Your objective: Write out the listing below again, precisely as it is given.

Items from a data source
┄┄┄┄┄┄

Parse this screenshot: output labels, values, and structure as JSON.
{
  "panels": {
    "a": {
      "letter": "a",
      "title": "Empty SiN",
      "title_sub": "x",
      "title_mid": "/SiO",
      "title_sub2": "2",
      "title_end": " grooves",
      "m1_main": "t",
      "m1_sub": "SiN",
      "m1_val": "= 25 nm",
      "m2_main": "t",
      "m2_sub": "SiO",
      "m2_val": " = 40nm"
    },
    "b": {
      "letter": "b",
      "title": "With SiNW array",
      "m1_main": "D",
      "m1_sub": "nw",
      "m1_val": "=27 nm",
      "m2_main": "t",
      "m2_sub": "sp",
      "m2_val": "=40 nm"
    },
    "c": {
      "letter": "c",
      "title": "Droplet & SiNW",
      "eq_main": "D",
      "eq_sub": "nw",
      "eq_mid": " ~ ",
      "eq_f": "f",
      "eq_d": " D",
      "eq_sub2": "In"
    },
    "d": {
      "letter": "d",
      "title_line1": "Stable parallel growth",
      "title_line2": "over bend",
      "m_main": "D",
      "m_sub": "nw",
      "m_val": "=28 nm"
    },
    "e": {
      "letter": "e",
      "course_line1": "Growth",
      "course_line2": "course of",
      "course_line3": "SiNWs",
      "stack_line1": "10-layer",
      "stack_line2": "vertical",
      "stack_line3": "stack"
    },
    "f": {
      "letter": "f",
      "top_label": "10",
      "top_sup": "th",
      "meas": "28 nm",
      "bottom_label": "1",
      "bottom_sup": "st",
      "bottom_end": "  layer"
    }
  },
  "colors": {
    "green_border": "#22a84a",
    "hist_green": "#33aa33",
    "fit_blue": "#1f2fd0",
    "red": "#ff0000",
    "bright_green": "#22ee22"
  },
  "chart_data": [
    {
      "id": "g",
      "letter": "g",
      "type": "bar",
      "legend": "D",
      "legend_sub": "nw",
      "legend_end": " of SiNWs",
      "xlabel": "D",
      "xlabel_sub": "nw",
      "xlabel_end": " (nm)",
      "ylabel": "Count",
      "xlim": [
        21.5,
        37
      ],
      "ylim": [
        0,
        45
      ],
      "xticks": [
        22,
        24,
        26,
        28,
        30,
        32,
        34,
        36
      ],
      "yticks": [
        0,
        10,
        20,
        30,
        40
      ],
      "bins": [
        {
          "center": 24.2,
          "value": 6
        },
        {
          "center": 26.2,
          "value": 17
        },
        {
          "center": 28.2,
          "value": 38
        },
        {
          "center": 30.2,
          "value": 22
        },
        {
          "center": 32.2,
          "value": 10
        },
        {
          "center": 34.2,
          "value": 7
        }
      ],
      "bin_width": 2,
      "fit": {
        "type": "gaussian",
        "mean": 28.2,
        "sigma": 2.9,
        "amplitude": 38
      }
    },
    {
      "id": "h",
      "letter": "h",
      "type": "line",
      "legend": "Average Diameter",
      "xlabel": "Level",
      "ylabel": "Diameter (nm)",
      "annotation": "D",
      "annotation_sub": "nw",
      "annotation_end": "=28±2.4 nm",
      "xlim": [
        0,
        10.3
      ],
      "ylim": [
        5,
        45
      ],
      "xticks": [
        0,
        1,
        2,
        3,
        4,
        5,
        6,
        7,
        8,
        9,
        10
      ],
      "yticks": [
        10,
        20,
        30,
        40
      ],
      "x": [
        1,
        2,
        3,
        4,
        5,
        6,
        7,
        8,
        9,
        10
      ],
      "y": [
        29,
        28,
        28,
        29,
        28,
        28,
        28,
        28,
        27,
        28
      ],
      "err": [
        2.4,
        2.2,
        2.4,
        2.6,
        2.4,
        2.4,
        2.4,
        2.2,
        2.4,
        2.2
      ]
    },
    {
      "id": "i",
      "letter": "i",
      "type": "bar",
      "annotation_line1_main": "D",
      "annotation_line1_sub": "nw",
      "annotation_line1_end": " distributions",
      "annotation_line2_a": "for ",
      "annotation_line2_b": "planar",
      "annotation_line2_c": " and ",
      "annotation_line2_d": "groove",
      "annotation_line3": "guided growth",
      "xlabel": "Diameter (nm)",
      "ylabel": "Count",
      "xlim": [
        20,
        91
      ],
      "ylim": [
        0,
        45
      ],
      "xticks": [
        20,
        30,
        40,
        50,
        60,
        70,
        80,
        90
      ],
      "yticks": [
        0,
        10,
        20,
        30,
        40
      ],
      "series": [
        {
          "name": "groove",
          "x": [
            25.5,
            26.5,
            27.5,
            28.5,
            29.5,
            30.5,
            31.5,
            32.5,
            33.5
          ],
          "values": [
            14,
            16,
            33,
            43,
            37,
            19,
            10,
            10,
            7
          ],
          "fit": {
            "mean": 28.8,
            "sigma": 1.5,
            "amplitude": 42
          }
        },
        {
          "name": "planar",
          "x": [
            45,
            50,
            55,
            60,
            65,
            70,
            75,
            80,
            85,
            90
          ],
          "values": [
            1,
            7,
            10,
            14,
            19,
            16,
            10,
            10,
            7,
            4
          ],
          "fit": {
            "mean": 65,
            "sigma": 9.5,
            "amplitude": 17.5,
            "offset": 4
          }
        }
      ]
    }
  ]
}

┄┄┄┄┄┄

Expected output:
Parse this screenshot: output labels, values, and structure as JSON.
{
  "panels": {
    "a": {
      "letter": "a",
      "title": "Empty SiN",
      "title_sub": "x",
      "title_mid": "/SiO",
      "title_sub2": "2",
      "title_end": " grooves",
      "m1_main": "t",
      "m1_sub": "SiN",
      "m1_val": "= 25 nm",
      "m2_main": "t",
      "m2_sub": "SiO",
      "m2_val": " = 40nm"
    },
    "b": {
      "letter": "b",
      "title": "With SiNW array",
      "m1_main": "D",
      "m1_sub": "nw",
      "m1_val": "=27 nm",
      "m2_main": "t",
      "m2_sub": "sp",
      "m2_val": "=40 nm"
    },
    "c": {
      "letter": "c",
      "title": "Droplet & SiNW",
      "eq_main": "D",
      "eq_sub": "nw",
      "eq_mid": " ~ ",
      "eq_f": "f",
      "eq_d": " D",
      "eq_sub2": "In"
    },
    "d": {
      "letter": "d",
      "title_line1": "Stable parallel growth",
      "title_line2": "over bend",
      "m_main": "D",
      "m_sub": "nw",
      "m_val": "=28 nm"
    },
    "e": {
      "letter": "e",
      "course_line1": "Growth",
      "course_line2": "course of",
      "course_line3": "SiNWs",
      "stack_line1": "10-layer",
      "stack_line2": "vertical",
      "stack_line3": "stack"
    },
    "f": {
      "letter": "f",
      "top_label": "10",
      "top_sup": "th",
      "meas": "28 nm",
      "bottom_label": "1",
      "bottom_sup": "st",
      "bottom_end": "  layer"
    }
  },
  "colors": {
    "green_border": "#22a84a",
    "hist_green": "#33aa33",
    "fit_blue": "#1f2fd0",
    "red": "#ff0000",
    "bright_green": "#22ee22"
  },
  "chart_data": [
    {
      "id": "g",
      "letter": "g",
      "type": "bar",
      "legend": "D",
      "legend_sub": "nw",
      "legend_end": " of SiNWs",
      "xlabel": "D",
      "xlabel_sub": "nw",
      "xlabel_end": " (nm)",
      "ylabel": "Count",
      "xlim": [
        21.5,
        37
      ],
      "ylim": [
        0,
        45
      ],
      "xticks": [
        22,
        24,
        26,
        28,
        30,
        32,
        34,
        36
      ],
      "yticks": [
        0,
        10,
        20,
        30,
        40
      ],
      "bins": [
        {
          "center": 24.2,
          "value": 6
        },
        {
          "center": 26.2,
          "value": 17
        },
        {
          "center": 28.2,
          "value": 38
        },
        {
          "center": 30.2,
          "value": 22
        },
        {
          "center": 32.2,
          "value": 10
        },
        {
          "center": 34.2,
          "value": 7
        }
      ],
      "bin_width": 2,
      "fit": {
        "type": "gaussian",
        "mean": 28.2,
        "sigma": 2.9,
        "amplitude": 38
      }
    },
    {
      "id": "h",
      "letter": "h",
      "type": "line",
      "legend": "Average Diameter",
      "xlabel": "Level",
      "ylabel": "Diameter (nm)",
      "annotation": "D",
      "annotation_sub": "nw",
      "annotation_end": "=28±2.4 nm",
      "xlim": [
        0,
        10.3
      ],
      "ylim": [
        5,
        45
      ],
      "xticks": [
        0,
        1,
        2,
        3,
        4,
        5,
        6,
        7,
        8,
        9,
        10
      ],
      "yticks": [
        10,
        20,
        30,
        40
      ],
      "x": [
        1,
        2,
        3,
        4,
        5,
        6,
        7,
        8,
        9,
        10
      ],
      "y": [
        29,
        28,
        28,
        29,
        28,
        28,
        28,
        28,
        27,
        28
      ],
      "err": [
        2.4,
        2.2,
        2.4,
        2.6,
        2.4,
        2.4,
        2.4,
        2.2,
        2.4,
        2.2
      ]
    },
    {
      "id": "i",
      "letter": "i",
      "type": "bar",
      "annotation_line1_main": "D",
      "annotation_line1_sub": "nw",
      "annotation_line1_end": " distributions",
      "annotation_line2_a": "for ",
      "annotation_line2_b": "planar",
      "annotation_line2_c": " and ",
      "annotation_line2_d": "groove",
      "annotation_line3": "guided growth",
      "xlabel": "Diameter (nm)",
      "ylabel": "Count",
      "xlim": [
        20,
        91
      ],
      "ylim": [
        0,
        45
      ],
      "xticks": [
        20,
        30,
        40,
        50,
        60,
        70,
        80,
        90
      ],
      "yticks": [
        0,
        10,
        20,
        30,
        40
      ],
      "series": [
        {
          "name": "groove",
          "x": [
            25.5,
            26.5,
            27.5,
            28.5,
            29.5,
            30.5,
            31.5,
            32.5,
            33.5
          ],
          "values": [
            14,
            16,
            33,
            43,
            37,
            19,
            10,
            10,
            7
          ],
          "fit": {
            "mean": 28.8,
            "sigma": 1.5,
            "amplitude": 42
          }
        },
        {
          "name": "planar",
          "x": [
            45,
            50,
            55,
            60,
            65,
            70,
            75,
            80,
            85,
            90
          ],
          "values": [
            1,
            7,
            10,
            14,
            19,
            16,
            10,
            10,
            7,
            4
          ],
          "fit": {
            "mean": 65,
            "sigma": 9.5,
            "amplitude": 17.5,
            "offset": 4
          }
        }
      ]
    }
  ]
}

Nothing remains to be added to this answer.